Monday, June 30, 2008

Vetting files: justice can be glamorous

Part of my job involves vetting federal Crown files, which means summarizing the circumstances of the arrest, writing down the Controlled Drugs and Substances Act charges, and double-checking that every police officer involved in the file has submitted a typed report of the incident and a photocopy of his or her handwritten on-scene notes. The paralegals don't relish this job, so they're only too happy to let me do it. It's awesome: I get to read about every drug arrest in the city, from the high school kids caught smoking pot in the woods, to the dope fiends selling street-corner Oxycontin one and two pills at a time, to the armed gangstas making coke deliveries all over town. I've gotten to know the shadiest neighbourhoods and the shadiest people in London. That's London Ontario, quiet retirement community and squalid crack den.

I've also gotten to feel like I know a lot of the London police, both uniformed and undercover. They have to do an astonishing amount of paperwork for every incident, all of it pored over by defence lawyers hoping to catch them breaching the accused persons' Charter rights. Unfortunately for the defence, the police have gone through the motions so many times before that they almost always know what they're forbidden from doing, and how to circumvent such obstacles.

Most of the files I get to read, though still amusing, are pretty homogeneous: traffic stops resulting in possession arrests, undercover buy-bust operations, or surveillance of unwary dealers on high-drug-traffic street corners. Frequently, however, a CDSA charge will accompany a Criminal Code charge. Then I get to read something more colourful: possession of a prohibited firearm, possession of homemade nunchuks, kiddie porn dungeons, threatening a peace officer, attempted murder (in downtown Ilderton, no less!), various modes of assault.

PROVIDED MATERIAL
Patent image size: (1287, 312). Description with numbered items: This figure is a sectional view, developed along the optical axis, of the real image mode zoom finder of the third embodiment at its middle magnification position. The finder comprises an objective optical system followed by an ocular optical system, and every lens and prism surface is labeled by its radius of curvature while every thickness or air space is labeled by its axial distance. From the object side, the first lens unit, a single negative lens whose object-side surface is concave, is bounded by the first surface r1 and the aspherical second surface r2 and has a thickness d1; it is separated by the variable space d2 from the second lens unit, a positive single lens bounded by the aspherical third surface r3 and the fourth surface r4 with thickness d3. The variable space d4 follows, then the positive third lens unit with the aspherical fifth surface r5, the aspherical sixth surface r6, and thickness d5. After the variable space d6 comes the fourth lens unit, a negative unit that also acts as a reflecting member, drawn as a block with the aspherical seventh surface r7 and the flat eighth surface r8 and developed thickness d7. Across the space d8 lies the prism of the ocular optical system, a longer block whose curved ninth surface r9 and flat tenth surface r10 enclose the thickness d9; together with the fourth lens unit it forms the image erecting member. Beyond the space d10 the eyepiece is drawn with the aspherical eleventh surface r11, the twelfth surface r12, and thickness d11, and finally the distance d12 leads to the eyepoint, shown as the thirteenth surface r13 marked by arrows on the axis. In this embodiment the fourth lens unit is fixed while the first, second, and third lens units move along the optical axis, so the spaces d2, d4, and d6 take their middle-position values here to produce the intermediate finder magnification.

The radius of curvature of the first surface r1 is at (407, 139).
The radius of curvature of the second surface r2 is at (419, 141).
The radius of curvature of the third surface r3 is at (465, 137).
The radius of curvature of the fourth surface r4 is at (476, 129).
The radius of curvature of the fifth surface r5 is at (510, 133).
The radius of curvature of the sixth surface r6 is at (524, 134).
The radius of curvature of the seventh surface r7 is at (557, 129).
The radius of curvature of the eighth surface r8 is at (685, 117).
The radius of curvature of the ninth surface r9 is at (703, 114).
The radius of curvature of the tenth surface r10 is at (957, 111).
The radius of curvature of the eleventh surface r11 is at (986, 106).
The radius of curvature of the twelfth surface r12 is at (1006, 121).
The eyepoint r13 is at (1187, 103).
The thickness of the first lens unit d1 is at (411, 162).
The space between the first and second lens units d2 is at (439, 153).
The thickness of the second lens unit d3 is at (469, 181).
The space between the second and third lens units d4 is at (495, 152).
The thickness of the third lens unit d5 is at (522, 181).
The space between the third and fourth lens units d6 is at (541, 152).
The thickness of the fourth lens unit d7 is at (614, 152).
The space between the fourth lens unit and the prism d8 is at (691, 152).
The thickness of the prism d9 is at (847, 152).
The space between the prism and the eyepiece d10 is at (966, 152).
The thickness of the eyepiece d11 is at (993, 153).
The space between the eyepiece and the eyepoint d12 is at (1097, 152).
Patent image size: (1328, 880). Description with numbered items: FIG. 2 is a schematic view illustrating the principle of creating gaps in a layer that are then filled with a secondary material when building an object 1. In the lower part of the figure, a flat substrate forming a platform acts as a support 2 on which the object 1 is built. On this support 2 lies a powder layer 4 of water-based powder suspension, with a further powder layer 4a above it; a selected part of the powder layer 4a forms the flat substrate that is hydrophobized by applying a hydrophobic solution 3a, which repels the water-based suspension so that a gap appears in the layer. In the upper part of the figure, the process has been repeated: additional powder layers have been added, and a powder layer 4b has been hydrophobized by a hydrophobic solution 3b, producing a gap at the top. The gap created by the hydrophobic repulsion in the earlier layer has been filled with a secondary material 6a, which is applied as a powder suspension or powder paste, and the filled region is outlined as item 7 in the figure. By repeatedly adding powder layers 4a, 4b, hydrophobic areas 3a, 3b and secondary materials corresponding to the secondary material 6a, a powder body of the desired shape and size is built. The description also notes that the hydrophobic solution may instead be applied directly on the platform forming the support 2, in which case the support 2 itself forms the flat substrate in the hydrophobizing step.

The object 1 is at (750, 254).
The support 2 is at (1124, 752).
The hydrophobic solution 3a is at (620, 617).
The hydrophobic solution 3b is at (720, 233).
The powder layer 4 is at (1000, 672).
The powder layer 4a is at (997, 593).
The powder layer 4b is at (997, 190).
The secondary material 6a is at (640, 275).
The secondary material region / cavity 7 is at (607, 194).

PROBLEMS AND TASKS
• 1. In the blog post on vetting Crown files, transcribe the passage from "I've also gotten" up to and including "circumvent such obstacles.".
• 2. In the blog post on vetting Crown files, where did the attempted murder take place?
• 3. Take the blog post on vetting Crown files further from the point where it ends.

RESPONSES
• 1.
I've also gotten to feel like I know a lot of the London police, both uniformed and undercover. They have to do an astonishing amount of paperwork for every incident, all of it pored over by defence lawyers hoping to catch them breaching the accused persons' Charter rights. Unfortunately for the defence, the police have gone through the motions so many times before that they almost always know what they're forbidden from doing, and how to circumvent such obstacles.

• 2. In downtown Ilderton.

• 3.
I vetted a file today in which a guy was booked for domestic assault. The incident occurred after he put down his X-Box Live to have a dispute with his common law wife regarding the whereabouts of her cigarettes. Believing she was hiding them from him, he chased her around their home, becoming increasingly irate until he slapped a slice of pizza out of her hand and punched her in the face. She called the cops (though not before hitting him back) and he was duly arrested. The arresting officer's typed report included the following:
"En route to cells, Sleazy McDirtbag repeatedly asked me why he was being taken to jail when Mrs. McDirtbag had struck him in the face as well. I advised him he was responsible for starting the physical portion of the argument when he slapped the pizza into her face, which constitutes assault. McDirtbag argued with me over the flawed nature of our criminal justice system, commenting that I should be arresting all those druggies on Dundas St., McDirtbag pointing out several people as we drove by en route to cells."
Obviously I've taken some liberties (though he did write "all those druggies"), but the officer clearly enjoyed the episode. This gem doesn't appear to be drug-related and thus wouldn't normally cross my desk, but for the fact that in the time it took for his girlfriend to call the police on him, for the police to interview her, for the police to interview him, and for the police to finally arrest him, the poor stupid bastard didn't think to get rid of the marijuana in the waistband of his pants.

Et voila. I look forward to whatever tomorrow might bring!